### GIVEN DATA
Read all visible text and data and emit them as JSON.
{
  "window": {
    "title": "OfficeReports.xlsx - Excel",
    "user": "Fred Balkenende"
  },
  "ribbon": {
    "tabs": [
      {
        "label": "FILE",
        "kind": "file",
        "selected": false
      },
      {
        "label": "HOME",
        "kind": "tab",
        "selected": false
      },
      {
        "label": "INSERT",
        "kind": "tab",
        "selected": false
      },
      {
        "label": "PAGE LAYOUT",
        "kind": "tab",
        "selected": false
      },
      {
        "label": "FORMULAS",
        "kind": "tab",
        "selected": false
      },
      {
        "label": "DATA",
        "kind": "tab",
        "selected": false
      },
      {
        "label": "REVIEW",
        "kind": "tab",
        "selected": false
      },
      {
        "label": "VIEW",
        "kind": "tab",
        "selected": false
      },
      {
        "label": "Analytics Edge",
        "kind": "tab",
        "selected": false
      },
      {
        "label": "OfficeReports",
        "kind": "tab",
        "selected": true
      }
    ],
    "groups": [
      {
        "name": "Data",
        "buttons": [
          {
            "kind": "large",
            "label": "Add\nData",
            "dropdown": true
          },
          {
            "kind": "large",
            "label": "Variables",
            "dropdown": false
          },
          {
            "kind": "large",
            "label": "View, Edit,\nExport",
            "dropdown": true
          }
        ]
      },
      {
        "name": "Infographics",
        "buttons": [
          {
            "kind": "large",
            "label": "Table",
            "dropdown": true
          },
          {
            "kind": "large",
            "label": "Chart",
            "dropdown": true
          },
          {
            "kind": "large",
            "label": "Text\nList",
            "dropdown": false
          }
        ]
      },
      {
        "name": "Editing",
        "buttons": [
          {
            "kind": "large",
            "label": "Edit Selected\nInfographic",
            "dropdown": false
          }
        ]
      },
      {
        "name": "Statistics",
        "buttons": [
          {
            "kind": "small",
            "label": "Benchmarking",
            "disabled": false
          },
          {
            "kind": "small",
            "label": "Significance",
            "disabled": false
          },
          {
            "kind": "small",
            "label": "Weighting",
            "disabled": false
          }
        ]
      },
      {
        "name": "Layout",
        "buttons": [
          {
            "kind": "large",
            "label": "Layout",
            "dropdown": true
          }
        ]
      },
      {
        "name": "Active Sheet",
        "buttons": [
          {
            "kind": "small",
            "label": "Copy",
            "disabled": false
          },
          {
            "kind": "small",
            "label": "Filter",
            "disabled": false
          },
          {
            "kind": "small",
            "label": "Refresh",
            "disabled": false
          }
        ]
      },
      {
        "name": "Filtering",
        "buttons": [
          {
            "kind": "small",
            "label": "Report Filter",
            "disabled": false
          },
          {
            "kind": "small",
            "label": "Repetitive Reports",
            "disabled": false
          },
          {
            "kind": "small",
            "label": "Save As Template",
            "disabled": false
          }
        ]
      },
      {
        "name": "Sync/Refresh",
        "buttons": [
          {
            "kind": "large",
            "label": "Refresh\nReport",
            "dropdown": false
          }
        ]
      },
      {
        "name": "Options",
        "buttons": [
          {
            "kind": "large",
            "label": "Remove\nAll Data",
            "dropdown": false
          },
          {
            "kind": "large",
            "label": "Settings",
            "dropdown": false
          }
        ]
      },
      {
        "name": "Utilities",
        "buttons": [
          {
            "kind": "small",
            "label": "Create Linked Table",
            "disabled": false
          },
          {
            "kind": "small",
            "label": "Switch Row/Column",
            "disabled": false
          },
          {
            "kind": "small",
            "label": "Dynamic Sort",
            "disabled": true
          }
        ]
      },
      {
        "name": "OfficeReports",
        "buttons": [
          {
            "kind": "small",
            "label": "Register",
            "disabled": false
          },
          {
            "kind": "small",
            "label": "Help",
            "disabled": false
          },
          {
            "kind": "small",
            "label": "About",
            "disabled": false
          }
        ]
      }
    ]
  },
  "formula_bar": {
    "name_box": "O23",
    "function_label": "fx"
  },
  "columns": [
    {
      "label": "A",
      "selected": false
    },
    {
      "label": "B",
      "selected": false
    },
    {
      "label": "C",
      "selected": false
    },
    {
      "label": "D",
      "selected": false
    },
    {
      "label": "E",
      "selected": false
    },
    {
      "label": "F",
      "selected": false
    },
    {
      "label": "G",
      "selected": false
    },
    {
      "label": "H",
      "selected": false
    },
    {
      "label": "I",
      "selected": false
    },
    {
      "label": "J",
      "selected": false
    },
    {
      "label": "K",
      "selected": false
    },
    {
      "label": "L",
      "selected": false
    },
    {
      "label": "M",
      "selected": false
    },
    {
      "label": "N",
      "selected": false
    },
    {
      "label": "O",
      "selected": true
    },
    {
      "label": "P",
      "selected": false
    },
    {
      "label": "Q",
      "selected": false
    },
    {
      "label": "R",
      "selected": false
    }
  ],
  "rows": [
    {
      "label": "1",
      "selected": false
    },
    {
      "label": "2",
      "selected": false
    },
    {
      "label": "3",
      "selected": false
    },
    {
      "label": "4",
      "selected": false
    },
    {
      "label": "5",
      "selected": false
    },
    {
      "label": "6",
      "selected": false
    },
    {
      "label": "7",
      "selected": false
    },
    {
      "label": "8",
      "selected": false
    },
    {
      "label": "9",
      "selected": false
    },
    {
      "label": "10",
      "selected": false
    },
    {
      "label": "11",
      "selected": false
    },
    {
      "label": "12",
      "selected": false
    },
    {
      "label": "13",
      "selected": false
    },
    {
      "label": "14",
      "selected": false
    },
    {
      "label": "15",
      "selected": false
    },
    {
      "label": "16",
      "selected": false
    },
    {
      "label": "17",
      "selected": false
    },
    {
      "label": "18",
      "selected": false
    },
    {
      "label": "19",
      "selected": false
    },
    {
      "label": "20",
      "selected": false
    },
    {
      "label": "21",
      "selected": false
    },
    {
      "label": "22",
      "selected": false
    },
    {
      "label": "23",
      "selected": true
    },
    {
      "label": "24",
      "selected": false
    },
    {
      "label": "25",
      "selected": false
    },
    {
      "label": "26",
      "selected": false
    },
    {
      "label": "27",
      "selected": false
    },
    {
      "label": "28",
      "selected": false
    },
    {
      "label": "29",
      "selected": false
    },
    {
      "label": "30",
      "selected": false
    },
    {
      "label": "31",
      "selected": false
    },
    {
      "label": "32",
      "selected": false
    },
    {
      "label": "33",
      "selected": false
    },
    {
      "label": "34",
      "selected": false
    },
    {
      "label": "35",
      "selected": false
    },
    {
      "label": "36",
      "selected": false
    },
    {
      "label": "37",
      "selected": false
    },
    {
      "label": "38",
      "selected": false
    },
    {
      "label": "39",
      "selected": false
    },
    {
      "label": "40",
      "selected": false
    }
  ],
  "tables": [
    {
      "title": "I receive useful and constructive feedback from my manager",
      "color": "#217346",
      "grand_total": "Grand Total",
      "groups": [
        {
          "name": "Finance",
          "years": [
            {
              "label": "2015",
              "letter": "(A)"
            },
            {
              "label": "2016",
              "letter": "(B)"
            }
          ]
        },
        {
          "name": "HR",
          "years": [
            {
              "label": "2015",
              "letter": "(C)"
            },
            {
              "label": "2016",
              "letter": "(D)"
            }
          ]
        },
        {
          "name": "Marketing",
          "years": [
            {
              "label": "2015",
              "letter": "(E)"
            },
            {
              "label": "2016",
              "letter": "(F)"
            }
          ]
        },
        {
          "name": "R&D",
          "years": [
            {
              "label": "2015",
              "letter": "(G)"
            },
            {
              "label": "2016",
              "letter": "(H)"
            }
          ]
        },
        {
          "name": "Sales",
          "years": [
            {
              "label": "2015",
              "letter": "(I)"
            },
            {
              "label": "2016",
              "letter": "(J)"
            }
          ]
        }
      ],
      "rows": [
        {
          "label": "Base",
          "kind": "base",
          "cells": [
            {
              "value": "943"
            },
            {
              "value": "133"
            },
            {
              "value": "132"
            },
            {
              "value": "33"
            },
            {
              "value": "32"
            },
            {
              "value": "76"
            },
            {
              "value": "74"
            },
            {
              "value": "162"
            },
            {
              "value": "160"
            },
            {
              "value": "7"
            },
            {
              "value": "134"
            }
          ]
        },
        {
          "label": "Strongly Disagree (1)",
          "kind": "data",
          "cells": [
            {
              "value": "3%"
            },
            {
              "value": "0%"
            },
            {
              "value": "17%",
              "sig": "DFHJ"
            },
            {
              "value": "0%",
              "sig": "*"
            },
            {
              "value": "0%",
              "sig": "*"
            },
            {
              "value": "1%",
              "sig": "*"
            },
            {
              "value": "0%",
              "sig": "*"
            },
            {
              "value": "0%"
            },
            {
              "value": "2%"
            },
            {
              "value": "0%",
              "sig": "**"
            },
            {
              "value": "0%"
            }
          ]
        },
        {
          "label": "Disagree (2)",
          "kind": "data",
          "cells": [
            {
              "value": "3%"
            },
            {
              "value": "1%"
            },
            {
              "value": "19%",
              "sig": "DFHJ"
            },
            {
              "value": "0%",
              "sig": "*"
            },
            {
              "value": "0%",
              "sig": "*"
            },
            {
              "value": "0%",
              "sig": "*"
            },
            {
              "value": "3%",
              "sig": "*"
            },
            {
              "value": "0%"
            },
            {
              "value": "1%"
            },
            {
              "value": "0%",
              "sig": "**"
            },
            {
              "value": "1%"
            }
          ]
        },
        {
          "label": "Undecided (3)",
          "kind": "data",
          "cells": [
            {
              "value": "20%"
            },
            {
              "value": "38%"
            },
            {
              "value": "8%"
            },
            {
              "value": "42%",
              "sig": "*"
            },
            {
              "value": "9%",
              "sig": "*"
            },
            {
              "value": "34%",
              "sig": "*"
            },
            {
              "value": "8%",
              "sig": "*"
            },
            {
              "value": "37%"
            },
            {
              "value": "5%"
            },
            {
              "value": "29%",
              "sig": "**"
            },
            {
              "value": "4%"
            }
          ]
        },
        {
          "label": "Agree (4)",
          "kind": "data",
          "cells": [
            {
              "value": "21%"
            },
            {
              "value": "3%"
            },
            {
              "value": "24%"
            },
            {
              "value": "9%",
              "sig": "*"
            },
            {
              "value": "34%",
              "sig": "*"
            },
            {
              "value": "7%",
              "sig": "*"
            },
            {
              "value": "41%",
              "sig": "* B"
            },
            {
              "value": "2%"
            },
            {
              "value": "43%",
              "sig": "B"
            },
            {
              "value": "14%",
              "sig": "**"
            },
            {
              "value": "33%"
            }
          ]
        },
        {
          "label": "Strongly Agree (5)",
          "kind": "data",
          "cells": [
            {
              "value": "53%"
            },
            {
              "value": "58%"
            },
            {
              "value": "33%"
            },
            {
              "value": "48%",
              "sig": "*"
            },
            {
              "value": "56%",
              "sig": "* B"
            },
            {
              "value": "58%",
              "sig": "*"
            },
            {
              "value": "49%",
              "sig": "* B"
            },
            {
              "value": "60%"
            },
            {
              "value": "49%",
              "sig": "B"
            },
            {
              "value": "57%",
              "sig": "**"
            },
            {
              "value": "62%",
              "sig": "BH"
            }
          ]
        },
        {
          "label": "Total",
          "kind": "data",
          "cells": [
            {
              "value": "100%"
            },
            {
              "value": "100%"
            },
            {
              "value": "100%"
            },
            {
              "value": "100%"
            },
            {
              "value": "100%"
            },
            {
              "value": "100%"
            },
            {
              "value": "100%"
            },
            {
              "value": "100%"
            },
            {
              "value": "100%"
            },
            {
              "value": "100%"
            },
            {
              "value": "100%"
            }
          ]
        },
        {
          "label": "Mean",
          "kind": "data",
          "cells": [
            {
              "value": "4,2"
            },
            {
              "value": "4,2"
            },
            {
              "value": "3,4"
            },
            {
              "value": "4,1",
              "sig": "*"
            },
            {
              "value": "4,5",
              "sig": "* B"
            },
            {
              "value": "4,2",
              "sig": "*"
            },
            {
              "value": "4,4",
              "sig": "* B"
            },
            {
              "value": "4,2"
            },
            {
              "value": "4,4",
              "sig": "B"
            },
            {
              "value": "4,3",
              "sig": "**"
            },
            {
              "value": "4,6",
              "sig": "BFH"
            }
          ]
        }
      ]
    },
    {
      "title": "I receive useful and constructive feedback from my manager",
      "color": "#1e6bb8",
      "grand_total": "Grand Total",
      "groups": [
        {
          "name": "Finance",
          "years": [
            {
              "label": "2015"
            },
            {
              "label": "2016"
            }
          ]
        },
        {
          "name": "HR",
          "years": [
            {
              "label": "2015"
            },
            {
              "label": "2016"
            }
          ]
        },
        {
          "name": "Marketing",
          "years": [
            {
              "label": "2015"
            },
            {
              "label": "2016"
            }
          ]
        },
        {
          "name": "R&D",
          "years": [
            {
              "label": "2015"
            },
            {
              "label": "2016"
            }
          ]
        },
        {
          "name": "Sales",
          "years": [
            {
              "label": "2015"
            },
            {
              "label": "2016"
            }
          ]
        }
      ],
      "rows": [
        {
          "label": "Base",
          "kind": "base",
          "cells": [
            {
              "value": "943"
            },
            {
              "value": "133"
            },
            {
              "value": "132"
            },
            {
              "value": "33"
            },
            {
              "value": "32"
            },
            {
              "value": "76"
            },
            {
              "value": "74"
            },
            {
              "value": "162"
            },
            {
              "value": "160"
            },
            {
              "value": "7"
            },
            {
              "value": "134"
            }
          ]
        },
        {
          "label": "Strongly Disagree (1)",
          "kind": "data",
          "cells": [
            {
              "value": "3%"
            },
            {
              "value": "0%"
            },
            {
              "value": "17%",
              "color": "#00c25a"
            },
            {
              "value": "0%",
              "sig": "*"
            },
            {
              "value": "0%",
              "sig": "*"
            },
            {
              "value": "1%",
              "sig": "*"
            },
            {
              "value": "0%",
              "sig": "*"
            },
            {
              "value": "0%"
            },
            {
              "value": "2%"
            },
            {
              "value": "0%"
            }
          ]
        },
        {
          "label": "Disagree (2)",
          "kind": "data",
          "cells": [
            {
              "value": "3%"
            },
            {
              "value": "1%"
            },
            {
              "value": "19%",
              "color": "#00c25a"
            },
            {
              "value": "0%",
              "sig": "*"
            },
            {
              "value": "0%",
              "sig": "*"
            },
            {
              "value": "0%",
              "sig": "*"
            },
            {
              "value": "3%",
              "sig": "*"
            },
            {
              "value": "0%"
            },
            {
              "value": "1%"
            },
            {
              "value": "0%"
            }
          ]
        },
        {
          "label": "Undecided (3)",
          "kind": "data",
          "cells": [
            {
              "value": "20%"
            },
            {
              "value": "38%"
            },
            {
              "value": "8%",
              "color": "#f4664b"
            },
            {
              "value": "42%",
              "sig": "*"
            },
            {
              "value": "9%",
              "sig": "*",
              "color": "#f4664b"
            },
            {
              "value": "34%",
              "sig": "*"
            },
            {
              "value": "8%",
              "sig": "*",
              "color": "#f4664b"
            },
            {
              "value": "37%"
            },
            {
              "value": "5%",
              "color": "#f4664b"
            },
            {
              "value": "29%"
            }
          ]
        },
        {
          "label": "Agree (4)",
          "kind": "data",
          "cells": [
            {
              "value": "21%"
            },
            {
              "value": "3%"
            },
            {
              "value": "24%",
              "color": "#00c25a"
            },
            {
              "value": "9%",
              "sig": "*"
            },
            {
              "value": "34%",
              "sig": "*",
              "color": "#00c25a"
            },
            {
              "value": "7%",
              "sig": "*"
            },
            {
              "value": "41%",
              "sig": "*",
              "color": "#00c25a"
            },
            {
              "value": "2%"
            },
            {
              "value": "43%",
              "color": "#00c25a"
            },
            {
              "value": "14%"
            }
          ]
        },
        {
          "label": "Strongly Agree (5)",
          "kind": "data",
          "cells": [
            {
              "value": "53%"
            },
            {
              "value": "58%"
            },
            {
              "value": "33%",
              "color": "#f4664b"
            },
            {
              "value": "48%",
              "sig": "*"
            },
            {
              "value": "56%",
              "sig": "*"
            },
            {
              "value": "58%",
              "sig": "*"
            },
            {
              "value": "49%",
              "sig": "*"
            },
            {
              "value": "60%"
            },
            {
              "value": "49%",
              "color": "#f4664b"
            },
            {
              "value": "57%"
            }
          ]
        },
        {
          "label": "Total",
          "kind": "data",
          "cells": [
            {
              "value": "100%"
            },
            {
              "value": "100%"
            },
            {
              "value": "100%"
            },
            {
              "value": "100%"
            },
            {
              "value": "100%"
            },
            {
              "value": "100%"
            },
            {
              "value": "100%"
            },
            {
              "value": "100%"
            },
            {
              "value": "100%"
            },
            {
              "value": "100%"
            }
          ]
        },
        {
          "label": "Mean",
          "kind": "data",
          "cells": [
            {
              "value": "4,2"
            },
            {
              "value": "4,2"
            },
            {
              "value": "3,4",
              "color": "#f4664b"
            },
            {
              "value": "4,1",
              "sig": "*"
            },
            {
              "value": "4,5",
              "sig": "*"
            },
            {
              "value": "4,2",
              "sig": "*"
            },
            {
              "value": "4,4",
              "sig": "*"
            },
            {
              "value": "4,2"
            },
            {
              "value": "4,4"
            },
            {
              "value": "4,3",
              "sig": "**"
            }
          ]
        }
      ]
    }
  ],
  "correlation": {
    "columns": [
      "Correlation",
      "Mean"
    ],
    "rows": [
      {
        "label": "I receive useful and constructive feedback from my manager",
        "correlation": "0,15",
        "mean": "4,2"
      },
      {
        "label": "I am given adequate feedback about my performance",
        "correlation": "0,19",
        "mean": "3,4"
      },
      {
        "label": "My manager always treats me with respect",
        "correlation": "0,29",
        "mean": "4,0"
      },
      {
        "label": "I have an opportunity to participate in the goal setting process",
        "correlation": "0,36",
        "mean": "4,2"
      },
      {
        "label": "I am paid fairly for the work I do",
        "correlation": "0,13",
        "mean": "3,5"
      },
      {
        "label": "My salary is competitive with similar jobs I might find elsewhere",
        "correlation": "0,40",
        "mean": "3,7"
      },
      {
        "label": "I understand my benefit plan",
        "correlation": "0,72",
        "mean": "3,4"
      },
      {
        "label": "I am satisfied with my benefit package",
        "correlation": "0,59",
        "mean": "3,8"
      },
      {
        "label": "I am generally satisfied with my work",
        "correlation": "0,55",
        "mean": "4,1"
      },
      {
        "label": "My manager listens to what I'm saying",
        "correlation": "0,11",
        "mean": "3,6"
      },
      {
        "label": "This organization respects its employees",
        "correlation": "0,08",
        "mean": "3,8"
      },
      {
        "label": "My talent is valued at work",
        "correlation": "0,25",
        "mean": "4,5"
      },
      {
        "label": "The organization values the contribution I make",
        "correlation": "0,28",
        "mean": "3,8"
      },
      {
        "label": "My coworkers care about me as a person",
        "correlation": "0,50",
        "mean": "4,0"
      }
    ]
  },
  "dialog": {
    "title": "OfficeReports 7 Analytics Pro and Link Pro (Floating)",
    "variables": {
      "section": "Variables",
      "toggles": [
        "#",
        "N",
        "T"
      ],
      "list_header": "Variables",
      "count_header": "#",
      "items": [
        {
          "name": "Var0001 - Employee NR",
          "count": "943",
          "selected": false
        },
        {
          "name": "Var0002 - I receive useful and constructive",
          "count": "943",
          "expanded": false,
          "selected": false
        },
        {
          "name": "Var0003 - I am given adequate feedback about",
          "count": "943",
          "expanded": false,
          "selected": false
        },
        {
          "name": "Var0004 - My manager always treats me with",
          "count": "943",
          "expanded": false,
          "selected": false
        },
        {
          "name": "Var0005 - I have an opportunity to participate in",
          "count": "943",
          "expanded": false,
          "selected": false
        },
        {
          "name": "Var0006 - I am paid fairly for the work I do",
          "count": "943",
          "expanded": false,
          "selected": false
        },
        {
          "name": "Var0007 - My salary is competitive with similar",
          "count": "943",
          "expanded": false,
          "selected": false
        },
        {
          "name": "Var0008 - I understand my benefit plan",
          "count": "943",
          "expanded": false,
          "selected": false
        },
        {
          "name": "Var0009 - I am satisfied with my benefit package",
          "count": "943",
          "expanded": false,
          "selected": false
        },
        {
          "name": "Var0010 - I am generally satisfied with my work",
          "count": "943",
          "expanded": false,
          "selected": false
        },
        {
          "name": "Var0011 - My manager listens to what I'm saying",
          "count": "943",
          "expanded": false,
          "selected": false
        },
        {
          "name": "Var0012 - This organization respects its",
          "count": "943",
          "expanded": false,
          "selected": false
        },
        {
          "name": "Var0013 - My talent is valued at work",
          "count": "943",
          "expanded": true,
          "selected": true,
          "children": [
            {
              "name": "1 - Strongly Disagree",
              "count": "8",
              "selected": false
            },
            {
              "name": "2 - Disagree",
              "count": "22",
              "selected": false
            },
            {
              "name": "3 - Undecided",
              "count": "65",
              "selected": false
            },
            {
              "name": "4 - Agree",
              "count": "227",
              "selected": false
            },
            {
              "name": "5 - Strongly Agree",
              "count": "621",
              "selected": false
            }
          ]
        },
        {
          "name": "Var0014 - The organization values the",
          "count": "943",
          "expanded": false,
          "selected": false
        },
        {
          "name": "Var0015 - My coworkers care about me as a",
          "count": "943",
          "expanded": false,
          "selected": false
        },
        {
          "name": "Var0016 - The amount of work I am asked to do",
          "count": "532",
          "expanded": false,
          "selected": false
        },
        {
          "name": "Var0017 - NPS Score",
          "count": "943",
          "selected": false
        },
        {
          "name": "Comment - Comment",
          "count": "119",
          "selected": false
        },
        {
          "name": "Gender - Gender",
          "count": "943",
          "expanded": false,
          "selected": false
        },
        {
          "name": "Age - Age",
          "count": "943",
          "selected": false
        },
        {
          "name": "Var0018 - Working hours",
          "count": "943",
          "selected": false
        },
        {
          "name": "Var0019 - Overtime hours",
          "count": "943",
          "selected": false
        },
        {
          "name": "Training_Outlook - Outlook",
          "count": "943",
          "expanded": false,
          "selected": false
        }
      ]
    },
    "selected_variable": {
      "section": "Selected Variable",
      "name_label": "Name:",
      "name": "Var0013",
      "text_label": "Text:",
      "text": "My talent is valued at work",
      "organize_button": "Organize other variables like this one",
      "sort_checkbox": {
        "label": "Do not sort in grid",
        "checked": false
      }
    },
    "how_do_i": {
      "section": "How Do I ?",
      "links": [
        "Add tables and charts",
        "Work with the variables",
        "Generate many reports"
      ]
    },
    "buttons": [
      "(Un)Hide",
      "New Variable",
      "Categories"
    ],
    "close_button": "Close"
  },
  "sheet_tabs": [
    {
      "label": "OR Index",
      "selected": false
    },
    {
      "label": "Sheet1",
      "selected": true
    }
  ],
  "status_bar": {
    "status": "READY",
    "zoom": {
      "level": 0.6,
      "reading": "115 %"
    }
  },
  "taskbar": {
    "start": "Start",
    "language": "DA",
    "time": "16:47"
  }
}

### STATED EXERCISE
Return the number of lines that include the word "similar", and nothing else.

### SOLUTION FOR THIS TASK
2